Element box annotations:
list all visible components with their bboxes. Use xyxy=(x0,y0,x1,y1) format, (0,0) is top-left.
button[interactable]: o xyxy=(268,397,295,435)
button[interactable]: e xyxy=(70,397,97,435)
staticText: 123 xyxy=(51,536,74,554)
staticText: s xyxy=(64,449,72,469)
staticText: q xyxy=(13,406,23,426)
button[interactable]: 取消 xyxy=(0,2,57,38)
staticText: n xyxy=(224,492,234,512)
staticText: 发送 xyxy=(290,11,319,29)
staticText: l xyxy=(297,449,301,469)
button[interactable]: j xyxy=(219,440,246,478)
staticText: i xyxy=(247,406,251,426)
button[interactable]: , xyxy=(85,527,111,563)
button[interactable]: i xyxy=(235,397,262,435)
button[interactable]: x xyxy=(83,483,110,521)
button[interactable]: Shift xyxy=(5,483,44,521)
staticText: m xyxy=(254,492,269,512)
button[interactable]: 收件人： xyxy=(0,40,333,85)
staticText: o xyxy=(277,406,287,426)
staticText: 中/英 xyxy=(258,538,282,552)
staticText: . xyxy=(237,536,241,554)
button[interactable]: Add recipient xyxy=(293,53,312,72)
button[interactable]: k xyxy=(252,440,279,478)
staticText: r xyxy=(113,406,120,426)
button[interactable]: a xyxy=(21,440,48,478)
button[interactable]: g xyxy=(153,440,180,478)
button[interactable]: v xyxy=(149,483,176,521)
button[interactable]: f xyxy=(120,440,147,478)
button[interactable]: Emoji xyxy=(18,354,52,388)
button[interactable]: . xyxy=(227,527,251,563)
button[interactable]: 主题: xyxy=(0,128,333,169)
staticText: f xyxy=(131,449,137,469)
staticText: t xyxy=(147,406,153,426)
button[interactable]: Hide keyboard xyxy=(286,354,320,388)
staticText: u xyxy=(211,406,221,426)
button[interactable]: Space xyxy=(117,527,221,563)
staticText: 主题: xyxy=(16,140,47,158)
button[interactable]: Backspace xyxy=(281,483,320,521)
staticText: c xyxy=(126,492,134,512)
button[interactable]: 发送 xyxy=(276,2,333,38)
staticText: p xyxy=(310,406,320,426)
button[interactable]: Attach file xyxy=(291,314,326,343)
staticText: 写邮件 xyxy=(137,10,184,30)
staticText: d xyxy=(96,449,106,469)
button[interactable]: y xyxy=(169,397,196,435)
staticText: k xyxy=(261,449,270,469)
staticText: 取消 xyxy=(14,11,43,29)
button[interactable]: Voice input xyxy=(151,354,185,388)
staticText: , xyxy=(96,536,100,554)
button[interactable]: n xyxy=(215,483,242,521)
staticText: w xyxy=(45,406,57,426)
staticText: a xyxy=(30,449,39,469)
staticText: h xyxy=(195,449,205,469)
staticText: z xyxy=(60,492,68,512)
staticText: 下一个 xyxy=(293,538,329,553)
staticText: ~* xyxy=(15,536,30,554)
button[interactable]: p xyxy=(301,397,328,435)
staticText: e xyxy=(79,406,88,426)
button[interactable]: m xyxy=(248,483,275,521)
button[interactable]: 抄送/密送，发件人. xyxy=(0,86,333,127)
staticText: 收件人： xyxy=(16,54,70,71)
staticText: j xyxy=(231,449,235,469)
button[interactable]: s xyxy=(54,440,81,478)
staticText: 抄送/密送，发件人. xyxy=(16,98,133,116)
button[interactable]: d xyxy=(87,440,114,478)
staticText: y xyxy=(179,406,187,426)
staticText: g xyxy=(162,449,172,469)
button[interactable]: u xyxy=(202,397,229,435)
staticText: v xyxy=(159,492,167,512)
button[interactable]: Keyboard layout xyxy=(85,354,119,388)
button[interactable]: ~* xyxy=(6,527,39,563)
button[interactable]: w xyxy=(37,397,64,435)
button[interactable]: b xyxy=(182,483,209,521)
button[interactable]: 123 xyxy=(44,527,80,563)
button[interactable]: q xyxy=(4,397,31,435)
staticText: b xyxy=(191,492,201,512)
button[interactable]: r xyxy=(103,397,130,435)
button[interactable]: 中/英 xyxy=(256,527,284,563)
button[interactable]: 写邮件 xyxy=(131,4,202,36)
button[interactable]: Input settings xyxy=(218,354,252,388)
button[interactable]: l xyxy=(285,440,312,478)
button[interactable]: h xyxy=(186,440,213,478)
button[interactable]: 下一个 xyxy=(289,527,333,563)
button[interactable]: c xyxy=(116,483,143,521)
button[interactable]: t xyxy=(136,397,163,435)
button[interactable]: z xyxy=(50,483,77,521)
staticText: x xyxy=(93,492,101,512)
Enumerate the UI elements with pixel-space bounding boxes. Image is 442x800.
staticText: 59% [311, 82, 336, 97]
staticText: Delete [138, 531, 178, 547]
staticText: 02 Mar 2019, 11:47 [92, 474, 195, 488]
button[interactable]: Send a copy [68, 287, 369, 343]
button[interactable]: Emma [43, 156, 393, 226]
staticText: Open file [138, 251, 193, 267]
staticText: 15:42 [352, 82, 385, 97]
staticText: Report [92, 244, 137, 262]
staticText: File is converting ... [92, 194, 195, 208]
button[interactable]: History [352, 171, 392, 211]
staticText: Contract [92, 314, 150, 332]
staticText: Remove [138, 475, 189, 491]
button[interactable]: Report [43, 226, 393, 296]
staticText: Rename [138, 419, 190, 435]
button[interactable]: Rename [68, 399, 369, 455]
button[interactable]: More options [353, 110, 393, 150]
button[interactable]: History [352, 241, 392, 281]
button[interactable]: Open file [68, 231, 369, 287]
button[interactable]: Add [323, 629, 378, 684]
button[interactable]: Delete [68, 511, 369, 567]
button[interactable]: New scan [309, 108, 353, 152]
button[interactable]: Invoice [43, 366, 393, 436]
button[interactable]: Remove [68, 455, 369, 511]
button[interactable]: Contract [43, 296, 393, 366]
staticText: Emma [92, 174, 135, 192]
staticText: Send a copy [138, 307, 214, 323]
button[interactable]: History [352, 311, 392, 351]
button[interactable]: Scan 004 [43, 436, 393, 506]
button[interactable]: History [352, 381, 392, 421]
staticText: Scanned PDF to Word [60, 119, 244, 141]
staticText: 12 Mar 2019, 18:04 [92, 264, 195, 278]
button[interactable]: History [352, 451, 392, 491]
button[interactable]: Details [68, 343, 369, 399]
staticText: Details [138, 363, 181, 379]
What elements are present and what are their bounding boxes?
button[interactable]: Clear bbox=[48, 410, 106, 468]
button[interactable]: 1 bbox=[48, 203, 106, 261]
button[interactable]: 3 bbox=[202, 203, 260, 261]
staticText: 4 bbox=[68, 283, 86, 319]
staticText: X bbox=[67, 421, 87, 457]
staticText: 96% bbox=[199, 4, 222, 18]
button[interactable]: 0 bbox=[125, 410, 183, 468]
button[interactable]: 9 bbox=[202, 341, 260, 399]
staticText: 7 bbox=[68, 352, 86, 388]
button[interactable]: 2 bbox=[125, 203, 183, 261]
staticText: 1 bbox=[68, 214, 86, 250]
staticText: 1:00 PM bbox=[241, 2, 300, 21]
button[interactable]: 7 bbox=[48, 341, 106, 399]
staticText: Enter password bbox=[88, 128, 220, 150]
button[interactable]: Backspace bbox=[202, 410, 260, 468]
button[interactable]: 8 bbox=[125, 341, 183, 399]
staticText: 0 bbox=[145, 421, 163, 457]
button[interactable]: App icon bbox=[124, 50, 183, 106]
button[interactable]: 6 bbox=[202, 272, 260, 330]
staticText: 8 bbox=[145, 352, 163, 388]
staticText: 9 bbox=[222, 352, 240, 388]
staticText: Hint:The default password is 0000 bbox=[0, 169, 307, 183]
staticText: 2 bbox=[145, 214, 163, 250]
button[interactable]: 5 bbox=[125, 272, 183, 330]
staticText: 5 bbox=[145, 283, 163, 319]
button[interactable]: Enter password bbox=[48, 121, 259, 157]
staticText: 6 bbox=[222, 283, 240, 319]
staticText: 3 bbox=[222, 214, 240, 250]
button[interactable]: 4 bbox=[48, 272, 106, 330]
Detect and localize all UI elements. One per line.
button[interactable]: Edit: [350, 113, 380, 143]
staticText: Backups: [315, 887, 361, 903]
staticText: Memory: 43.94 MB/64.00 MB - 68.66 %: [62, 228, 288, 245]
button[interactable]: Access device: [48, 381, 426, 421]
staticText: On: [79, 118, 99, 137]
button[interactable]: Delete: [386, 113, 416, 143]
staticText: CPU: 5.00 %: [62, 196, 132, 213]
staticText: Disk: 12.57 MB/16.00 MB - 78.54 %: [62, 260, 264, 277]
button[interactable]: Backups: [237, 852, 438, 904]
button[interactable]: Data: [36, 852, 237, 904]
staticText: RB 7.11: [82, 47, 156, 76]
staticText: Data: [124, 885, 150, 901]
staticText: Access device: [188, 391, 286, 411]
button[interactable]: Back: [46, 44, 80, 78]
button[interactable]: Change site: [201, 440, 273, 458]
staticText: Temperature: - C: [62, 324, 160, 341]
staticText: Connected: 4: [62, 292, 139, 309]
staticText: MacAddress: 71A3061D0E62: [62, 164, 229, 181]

**WHAT YOU SHOULD DO:**
Please copy out the rows again word for word, from the start of the rows through the line with "staticText: s xyxy=(64,449,72,469)", including that line.

**CORRECT OUTPUT:**
list all visible components with their bboxes. Use xyxy=(x0,y0,x1,y1) format, (0,0) is top-left.
button[interactable]: o xyxy=(268,397,295,435)
button[interactable]: e xyxy=(70,397,97,435)
staticText: 123 xyxy=(51,536,74,554)
staticText: s xyxy=(64,449,72,469)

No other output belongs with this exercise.